_What you will do:_
Pull each line holding "Procedimentos" out of the entries below.
──────── Material for this task
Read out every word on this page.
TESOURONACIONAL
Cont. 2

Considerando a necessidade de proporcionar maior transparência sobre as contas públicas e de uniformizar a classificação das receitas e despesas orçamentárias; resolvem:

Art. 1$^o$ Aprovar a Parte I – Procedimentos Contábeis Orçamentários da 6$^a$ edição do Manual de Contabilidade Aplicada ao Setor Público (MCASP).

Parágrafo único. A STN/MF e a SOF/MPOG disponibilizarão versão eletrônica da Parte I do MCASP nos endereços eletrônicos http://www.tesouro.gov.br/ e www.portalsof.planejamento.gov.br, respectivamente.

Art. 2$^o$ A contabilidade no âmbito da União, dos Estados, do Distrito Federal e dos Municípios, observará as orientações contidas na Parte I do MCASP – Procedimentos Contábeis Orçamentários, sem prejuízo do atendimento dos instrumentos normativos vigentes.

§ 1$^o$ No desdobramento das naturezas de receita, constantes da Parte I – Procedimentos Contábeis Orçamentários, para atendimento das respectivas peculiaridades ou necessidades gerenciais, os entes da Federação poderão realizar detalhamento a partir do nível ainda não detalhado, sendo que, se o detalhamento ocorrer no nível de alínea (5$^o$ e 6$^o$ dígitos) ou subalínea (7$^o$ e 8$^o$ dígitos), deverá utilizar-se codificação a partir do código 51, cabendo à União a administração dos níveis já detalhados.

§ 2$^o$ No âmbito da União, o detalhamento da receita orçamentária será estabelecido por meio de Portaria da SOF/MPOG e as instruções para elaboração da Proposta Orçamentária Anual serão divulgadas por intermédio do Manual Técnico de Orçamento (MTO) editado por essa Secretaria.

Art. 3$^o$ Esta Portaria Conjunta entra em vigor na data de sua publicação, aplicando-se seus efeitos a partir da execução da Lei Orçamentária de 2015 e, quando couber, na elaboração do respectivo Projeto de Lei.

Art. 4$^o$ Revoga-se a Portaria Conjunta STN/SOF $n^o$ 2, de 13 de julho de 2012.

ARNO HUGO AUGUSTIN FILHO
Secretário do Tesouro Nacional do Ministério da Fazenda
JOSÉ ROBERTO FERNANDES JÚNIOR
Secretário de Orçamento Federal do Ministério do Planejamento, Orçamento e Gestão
────────────────
──────── Material for this task
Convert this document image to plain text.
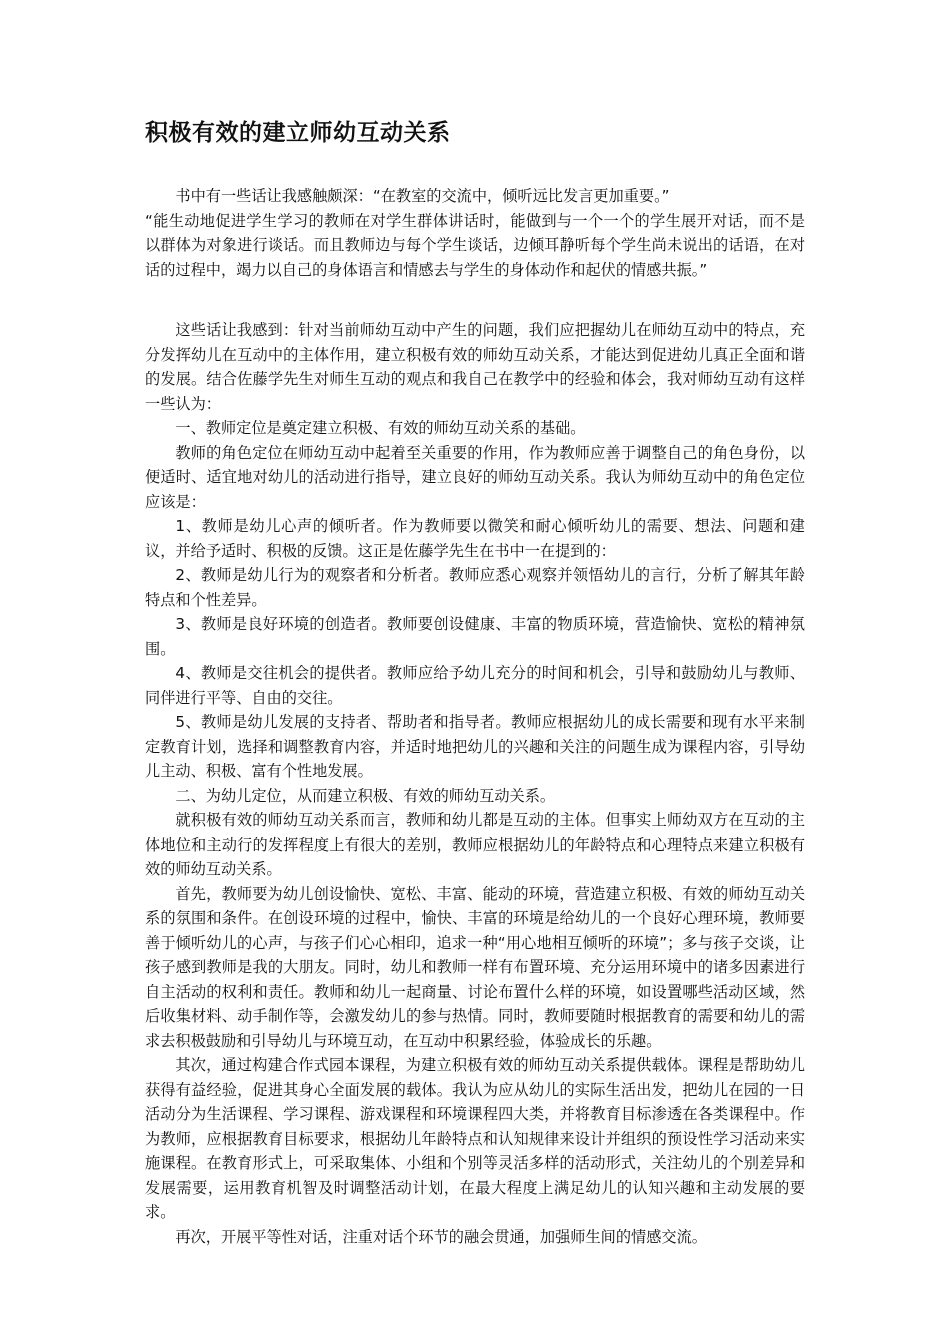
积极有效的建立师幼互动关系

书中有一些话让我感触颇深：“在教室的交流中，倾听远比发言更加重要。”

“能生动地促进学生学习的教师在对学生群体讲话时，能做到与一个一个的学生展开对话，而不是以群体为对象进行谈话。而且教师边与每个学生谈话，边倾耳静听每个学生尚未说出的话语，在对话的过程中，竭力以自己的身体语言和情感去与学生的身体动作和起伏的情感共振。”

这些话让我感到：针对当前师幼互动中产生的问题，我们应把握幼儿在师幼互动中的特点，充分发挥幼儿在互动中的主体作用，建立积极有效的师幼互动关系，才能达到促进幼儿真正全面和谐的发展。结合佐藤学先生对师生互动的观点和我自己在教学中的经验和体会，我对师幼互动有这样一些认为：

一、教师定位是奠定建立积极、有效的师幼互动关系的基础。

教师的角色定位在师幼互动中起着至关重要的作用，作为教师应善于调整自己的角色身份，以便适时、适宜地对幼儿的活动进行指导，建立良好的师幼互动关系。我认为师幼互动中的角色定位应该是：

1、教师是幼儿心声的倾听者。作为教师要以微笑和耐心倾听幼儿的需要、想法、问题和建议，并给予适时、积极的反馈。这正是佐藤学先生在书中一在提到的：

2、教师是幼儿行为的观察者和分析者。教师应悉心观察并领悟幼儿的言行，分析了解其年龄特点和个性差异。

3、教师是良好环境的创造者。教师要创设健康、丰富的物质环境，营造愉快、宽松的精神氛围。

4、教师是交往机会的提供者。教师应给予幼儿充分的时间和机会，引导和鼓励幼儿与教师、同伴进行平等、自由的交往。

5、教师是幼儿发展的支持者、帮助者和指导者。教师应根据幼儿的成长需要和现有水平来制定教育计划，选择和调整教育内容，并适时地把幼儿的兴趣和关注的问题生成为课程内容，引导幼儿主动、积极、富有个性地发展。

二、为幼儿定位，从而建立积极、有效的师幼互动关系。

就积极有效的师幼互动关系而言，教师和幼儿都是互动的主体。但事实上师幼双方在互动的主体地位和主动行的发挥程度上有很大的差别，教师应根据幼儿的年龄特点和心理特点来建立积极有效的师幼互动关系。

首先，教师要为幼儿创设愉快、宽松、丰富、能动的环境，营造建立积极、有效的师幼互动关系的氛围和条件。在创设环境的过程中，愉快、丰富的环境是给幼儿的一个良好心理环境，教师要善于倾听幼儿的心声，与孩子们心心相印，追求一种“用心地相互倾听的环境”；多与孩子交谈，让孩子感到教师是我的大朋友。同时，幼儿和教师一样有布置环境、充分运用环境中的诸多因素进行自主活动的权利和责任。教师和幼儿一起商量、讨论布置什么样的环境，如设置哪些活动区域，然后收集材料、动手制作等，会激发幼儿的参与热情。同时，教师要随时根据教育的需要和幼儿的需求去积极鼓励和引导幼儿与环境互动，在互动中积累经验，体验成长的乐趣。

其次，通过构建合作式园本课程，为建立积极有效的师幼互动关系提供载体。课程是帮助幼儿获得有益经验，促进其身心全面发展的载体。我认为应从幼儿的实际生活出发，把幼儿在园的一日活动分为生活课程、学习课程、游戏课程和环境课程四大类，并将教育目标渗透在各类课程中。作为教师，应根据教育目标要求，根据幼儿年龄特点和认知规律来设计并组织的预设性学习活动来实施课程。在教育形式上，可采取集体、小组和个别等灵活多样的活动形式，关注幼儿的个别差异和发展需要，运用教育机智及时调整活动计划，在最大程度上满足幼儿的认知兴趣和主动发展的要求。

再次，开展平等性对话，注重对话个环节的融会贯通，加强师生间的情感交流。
────────────────
_Finished exercise:_
Art. 1$^o$ Aprovar a Parte I – Procedimentos Contábeis Orçamentários da 6$^a$ edição do Manual de Contabilidade Aplicada ao Setor Público (MCASP).
Art. 2$^o$ A contabilidade no âmbito da União, dos Estados, do Distrito Federal e dos Municípios, observará as orientações contidas na Parte I do MCASP – Procedimentos Contábeis Orçamentários, sem prejuízo do atendimento dos instrumentos normativos vigentes.
§ 1$^o$ No desdobramento das naturezas de receita, constantes da Parte I – Procedimentos Contábeis Orçamentários, para atendimento das respectivas peculiaridades ou necessidades gerenciais, os entes da Federação poderão realizar detalhamento a partir do nível ainda não detalhado, sendo que, se o detalhamento ocorrer no nível de alínea (5$^o$ e 6$^o$ dígitos) ou subalínea (7$^o$ e 8$^o$ dígitos), deverá utilizar-se codificação a partir do código 51, cabendo à União a administração dos níveis já detalhados.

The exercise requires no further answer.